WHAT IS EXPECTED
Write out all of the data exactly as it appears.

Stored data
►
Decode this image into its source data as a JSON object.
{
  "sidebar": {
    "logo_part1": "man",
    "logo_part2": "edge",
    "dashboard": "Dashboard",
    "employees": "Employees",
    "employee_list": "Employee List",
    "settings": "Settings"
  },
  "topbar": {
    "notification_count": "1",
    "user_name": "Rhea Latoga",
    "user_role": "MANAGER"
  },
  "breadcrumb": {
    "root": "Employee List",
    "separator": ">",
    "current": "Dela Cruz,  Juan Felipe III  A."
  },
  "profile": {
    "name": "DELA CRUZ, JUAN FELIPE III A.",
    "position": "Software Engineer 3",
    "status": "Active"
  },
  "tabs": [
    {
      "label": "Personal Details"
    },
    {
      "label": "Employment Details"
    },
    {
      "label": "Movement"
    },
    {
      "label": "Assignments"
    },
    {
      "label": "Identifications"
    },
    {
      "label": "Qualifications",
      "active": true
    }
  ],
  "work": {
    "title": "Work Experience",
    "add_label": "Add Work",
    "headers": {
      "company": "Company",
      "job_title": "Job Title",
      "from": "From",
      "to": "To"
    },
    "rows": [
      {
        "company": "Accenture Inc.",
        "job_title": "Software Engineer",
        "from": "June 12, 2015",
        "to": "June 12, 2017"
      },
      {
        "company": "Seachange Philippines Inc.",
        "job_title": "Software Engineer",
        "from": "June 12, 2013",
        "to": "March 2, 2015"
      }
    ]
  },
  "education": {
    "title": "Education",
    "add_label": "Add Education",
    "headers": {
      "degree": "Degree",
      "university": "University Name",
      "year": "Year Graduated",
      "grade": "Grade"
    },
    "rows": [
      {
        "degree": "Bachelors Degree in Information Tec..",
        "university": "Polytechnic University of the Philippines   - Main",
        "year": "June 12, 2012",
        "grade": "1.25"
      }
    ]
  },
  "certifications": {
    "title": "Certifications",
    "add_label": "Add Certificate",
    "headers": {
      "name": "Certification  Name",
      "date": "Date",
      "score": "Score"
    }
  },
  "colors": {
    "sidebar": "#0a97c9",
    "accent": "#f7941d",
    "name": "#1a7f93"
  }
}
◄
TASK OUTPUT
Decode this image into its source data as a JSON object.
{
  "sidebar": {
    "logo_part1": "man",
    "logo_part2": "edge",
    "dashboard": "Dashboard",
    "employees": "Employees",
    "employee_list": "Employee List",
    "settings": "Settings"
  },
  "topbar": {
    "notification_count": "1",
    "user_name": "Rhea Latoga",
    "user_role": "MANAGER"
  },
  "breadcrumb": {
    "root": "Employee List",
    "separator": ">",
    "current": "Dela Cruz,  Juan Felipe III  A."
  },
  "profile": {
    "name": "DELA CRUZ, JUAN FELIPE III A.",
    "position": "Software Engineer 3",
    "status": "Active"
  },
  "tabs": [
    {
      "label": "Personal Details"
    },
    {
      "label": "Employment Details"
    },
    {
      "label": "Movement"
    },
    {
      "label": "Assignments"
    },
    {
      "label": "Identifications"
    },
    {
      "label": "Qualifications",
      "active": true
    }
  ],
  "work": {
    "title": "Work Experience",
    "add_label": "Add Work",
    "headers": {
      "company": "Company",
      "job_title": "Job Title",
      "from": "From",
      "to": "To"
    },
    "rows": [
      {
        "company": "Accenture Inc.",
        "job_title": "Software Engineer",
        "from": "June 12, 2015",
        "to": "June 12, 2017"
      },
      {
        "company": "Seachange Philippines Inc.",
        "job_title": "Software Engineer",
        "from": "June 12, 2013",
        "to": "March 2, 2015"
      }
    ]
  },
  "education": {
    "title": "Education",
    "add_label": "Add Education",
    "headers": {
      "degree": "Degree",
      "university": "University Name",
      "year": "Year Graduated",
      "grade": "Grade"
    },
    "rows": [
      {
        "degree": "Bachelors Degree in Information Tec..",
        "university": "Polytechnic University of the Philippines   - Main",
        "year": "June 12, 2012",
        "grade": "1.25"
      }
    ]
  },
  "certifications": {
    "title": "Certifications",
    "add_label": "Add Certificate",
    "headers": {
      "name": "Certification  Name",
      "date": "Date",
      "score": "Score"
    }
  },
  "colors": {
    "sidebar": "#0a97c9",
    "accent": "#f7941d",
    "name": "#1a7f93"
  }
}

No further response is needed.